▼

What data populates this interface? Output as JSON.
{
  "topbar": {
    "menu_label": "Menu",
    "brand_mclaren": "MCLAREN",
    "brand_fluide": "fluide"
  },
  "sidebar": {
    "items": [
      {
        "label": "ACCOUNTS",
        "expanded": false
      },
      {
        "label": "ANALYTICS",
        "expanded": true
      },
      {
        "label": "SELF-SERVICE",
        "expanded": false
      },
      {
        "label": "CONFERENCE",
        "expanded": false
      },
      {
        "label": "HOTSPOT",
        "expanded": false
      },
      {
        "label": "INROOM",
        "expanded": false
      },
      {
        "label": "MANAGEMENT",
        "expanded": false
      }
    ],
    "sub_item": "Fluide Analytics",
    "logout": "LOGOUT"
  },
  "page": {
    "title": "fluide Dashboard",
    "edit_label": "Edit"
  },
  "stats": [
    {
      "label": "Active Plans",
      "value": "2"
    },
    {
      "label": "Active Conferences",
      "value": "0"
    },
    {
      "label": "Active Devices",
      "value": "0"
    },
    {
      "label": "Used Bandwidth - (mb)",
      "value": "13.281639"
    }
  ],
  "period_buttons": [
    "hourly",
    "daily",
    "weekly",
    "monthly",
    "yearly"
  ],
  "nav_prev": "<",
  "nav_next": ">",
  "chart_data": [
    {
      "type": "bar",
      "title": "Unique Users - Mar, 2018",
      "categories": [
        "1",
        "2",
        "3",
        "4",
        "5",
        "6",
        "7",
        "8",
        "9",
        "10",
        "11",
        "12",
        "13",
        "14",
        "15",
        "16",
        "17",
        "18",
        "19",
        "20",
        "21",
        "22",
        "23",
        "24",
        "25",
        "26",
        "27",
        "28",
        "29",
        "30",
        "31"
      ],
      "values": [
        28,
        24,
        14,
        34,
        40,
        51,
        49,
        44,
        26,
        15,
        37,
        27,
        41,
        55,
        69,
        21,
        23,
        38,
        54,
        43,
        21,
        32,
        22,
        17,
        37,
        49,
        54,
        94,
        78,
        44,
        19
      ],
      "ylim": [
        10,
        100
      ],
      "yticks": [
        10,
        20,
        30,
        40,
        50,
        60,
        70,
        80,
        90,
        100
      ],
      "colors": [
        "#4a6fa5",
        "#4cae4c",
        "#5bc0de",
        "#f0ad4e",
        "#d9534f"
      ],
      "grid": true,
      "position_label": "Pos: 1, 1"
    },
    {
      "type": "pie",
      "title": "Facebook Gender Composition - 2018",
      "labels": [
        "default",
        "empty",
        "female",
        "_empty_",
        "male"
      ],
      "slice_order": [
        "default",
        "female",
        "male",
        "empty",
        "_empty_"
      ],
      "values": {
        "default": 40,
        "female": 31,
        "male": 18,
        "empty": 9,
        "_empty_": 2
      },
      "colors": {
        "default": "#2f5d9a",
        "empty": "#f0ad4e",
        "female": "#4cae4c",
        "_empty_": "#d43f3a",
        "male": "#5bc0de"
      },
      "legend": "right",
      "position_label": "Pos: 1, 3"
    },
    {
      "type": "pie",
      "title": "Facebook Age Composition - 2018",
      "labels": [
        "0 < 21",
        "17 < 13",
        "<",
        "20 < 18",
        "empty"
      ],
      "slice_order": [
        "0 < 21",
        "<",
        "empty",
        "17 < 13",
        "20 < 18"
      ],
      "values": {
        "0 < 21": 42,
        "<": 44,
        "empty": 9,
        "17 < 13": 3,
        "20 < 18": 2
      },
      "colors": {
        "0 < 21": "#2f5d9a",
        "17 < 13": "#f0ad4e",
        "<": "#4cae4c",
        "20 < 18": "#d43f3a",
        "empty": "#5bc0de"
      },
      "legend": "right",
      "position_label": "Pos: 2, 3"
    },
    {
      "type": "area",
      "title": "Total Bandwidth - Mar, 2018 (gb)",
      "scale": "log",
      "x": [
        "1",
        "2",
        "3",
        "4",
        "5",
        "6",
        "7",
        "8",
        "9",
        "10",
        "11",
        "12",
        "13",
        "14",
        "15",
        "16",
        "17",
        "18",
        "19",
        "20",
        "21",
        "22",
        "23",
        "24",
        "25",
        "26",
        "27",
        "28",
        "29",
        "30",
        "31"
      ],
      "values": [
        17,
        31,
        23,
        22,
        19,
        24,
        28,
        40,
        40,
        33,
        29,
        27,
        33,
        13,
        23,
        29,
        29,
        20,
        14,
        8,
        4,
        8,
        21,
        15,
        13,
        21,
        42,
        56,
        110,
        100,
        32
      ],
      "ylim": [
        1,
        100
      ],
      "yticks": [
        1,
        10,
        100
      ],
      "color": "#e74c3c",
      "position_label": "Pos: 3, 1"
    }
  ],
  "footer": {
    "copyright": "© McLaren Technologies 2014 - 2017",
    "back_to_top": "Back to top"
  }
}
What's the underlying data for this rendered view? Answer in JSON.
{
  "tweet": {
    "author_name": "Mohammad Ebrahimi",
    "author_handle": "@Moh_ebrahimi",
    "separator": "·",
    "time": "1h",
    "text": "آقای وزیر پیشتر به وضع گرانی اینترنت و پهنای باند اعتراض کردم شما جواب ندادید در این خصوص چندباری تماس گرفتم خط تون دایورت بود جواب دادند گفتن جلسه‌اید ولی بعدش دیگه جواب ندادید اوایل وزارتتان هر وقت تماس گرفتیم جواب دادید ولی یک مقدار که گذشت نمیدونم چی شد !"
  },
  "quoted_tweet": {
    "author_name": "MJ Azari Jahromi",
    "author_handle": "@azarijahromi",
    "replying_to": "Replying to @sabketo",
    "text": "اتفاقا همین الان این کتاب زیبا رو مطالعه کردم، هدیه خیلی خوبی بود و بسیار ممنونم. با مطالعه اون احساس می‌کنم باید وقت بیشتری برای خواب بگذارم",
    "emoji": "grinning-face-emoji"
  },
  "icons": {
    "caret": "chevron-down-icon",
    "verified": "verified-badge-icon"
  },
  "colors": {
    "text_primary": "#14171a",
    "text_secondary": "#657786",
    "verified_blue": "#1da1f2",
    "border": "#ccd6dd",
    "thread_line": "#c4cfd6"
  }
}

▲

▶ [TASK]
Pick out the lines containing the string "Facebook".

▶ [RESULT FOR THIS TASK]
      "title": "Facebook Gender Composition - 2018",
      "title": "Facebook Age Composition - 2018",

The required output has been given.